Exercise task: Take the data that follows and retype it word for word.

_ _ _ _ _

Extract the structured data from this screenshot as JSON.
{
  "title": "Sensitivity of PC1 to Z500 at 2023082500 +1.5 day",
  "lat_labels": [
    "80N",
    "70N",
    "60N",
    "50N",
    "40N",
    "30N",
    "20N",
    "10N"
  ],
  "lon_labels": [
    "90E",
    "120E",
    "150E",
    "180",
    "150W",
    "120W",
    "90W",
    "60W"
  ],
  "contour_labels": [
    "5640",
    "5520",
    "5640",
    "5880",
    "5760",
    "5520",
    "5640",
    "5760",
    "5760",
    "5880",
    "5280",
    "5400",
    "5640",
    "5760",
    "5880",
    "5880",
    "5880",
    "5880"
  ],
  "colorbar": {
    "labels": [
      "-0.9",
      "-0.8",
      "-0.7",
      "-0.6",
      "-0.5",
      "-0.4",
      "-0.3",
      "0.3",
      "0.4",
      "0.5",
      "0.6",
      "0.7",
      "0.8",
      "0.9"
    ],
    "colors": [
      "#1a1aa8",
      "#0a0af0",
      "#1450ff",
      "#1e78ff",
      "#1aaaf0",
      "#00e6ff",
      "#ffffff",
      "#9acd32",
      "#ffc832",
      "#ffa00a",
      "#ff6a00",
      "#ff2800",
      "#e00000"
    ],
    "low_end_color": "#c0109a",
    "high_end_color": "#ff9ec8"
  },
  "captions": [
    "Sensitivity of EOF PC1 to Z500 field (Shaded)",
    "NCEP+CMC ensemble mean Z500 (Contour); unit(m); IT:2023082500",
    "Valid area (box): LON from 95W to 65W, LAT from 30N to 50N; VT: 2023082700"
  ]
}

_ _ _ _ _

Solution to this exercise:
Extract the structured data from this screenshot as JSON.
{
  "title": "Sensitivity of PC1 to Z500 at 2023082500 +1.5 day",
  "lat_labels": [
    "80N",
    "70N",
    "60N",
    "50N",
    "40N",
    "30N",
    "20N",
    "10N"
  ],
  "lon_labels": [
    "90E",
    "120E",
    "150E",
    "180",
    "150W",
    "120W",
    "90W",
    "60W"
  ],
  "contour_labels": [
    "5640",
    "5520",
    "5640",
    "5880",
    "5760",
    "5520",
    "5640",
    "5760",
    "5760",
    "5880",
    "5280",
    "5400",
    "5640",
    "5760",
    "5880",
    "5880",
    "5880",
    "5880"
  ],
  "colorbar": {
    "labels": [
      "-0.9",
      "-0.8",
      "-0.7",
      "-0.6",
      "-0.5",
      "-0.4",
      "-0.3",
      "0.3",
      "0.4",
      "0.5",
      "0.6",
      "0.7",
      "0.8",
      "0.9"
    ],
    "colors": [
      "#1a1aa8",
      "#0a0af0",
      "#1450ff",
      "#1e78ff",
      "#1aaaf0",
      "#00e6ff",
      "#ffffff",
      "#9acd32",
      "#ffc832",
      "#ffa00a",
      "#ff6a00",
      "#ff2800",
      "#e00000"
    ],
    "low_end_color": "#c0109a",
    "high_end_color": "#ff9ec8"
  },
  "captions": [
    "Sensitivity of EOF PC1 to Z500 field (Shaded)",
    "NCEP+CMC ensemble mean Z500 (Contour); unit(m); IT:2023082500",
    "Valid area (box): LON from 95W to 65W, LAT from 30N to 50N; VT: 2023082700"
  ]
}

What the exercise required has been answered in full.